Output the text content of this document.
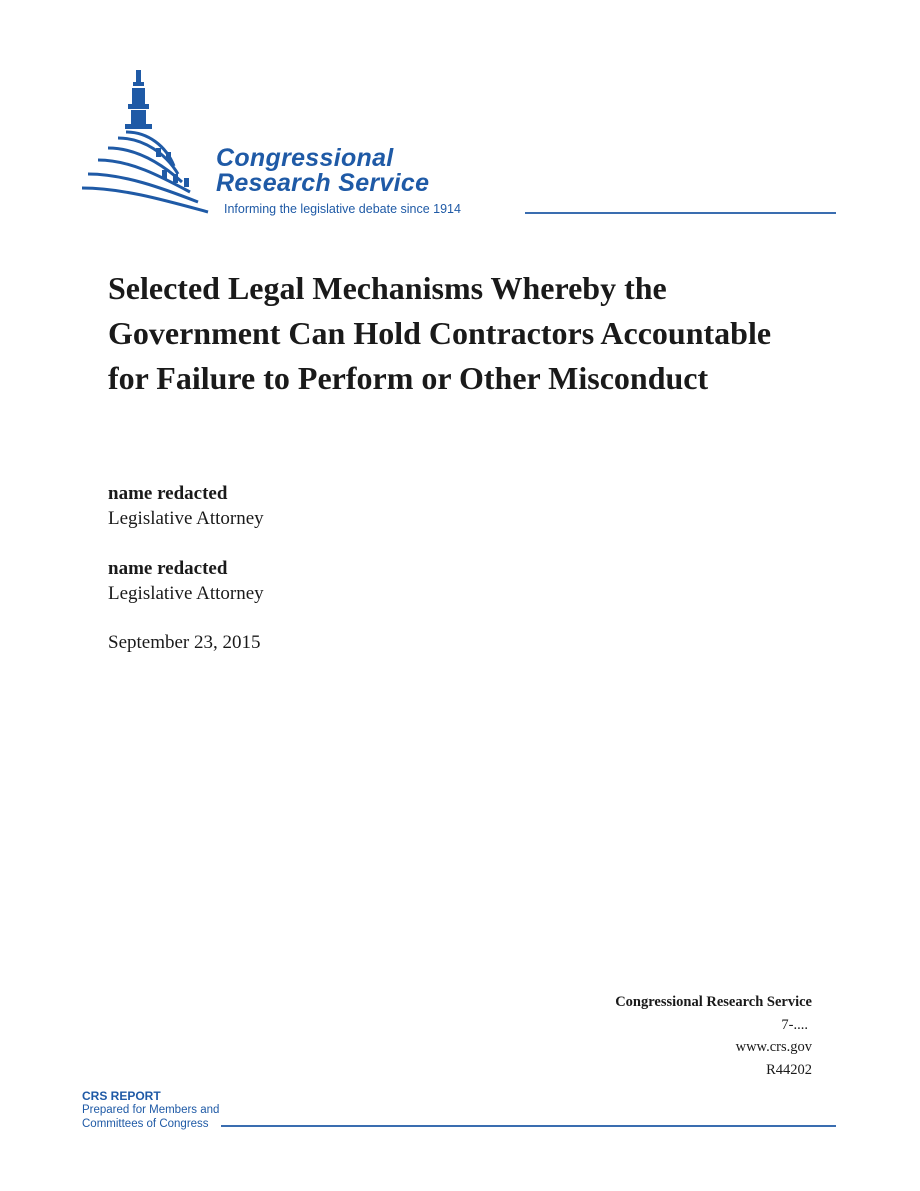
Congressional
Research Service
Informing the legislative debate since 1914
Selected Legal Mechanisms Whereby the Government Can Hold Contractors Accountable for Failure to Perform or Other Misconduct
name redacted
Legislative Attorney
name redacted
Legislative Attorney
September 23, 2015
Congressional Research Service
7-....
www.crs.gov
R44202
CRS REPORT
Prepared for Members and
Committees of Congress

→ **DIRECTIVE**
Skip the pictures and print each record exactly as it stands.

→ **EXERCISE SOLUTION**
Output the text content of this document.
Congressional
Research Service
Informing the legislative debate since 1914
Selected Legal Mechanisms Whereby the Government Can Hold Contractors Accountable for Failure to Perform or Other Misconduct
name redacted
Legislative Attorney
name redacted
Legislative Attorney
September 23, 2015
Congressional Research Service
7-....
www.crs.gov
R44202
CRS REPORT
Prepared for Members and
Committees of Congress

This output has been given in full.